Stated task ->
In the entries, find all lines that hold the word "Alps" and copy them.

== Provided information

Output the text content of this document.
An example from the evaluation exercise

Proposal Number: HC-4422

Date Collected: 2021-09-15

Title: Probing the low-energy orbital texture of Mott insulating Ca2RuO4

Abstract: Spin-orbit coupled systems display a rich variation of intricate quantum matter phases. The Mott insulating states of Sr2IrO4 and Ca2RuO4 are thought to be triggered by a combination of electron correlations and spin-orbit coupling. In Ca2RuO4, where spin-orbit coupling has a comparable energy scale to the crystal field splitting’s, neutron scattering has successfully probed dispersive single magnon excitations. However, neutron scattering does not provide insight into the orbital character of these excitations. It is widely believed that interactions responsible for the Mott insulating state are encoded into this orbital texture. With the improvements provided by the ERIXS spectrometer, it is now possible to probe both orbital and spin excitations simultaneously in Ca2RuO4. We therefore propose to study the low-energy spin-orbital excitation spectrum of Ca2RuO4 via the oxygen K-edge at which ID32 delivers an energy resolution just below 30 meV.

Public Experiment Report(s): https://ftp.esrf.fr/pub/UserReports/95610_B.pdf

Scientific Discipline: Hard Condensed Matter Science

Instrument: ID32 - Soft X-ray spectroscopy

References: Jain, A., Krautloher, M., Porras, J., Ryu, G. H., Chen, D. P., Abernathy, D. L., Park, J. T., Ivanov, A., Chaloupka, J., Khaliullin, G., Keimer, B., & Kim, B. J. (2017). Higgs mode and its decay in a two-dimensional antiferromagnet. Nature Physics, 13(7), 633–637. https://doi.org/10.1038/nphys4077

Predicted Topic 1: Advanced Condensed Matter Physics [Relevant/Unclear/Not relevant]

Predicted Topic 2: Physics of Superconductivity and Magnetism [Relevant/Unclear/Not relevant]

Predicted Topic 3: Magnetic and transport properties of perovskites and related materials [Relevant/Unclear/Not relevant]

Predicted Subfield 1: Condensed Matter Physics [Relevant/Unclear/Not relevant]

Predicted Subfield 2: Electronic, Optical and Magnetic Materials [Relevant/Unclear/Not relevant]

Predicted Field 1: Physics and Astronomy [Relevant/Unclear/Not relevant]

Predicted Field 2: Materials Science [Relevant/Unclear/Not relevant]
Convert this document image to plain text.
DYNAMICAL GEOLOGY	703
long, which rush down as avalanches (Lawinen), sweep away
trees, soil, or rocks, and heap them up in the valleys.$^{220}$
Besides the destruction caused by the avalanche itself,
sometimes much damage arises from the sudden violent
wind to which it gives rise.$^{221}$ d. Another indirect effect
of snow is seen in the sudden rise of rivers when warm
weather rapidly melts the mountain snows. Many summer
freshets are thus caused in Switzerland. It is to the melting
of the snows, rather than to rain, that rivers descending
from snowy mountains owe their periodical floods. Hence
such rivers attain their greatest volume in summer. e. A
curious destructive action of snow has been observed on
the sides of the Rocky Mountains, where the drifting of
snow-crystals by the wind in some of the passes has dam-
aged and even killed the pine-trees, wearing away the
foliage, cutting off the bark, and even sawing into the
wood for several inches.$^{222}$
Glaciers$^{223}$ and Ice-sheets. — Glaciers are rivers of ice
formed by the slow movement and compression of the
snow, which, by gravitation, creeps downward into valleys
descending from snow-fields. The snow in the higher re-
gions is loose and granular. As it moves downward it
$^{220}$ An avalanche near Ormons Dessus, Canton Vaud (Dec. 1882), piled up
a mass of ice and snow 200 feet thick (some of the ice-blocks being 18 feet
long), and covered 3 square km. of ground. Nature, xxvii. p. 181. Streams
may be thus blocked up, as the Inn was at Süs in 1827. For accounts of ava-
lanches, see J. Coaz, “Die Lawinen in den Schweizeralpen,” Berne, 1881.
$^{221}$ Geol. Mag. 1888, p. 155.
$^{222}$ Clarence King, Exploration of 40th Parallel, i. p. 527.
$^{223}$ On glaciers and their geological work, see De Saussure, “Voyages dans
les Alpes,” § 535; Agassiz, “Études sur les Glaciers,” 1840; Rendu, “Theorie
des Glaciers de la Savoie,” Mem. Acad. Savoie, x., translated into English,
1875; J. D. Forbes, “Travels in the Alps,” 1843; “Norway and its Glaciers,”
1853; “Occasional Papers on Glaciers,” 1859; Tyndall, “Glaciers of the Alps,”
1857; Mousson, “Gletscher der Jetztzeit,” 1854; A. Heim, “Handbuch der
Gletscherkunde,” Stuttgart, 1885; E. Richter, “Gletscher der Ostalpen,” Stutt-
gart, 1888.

====

Exercise response ->
1875; J. D. Forbes, “Travels in the Alps,” 1843; “Norway and its Glaciers,”
1853; “Occasional Papers on Glaciers,” 1859; Tyndall, “Glaciers of the Alps,”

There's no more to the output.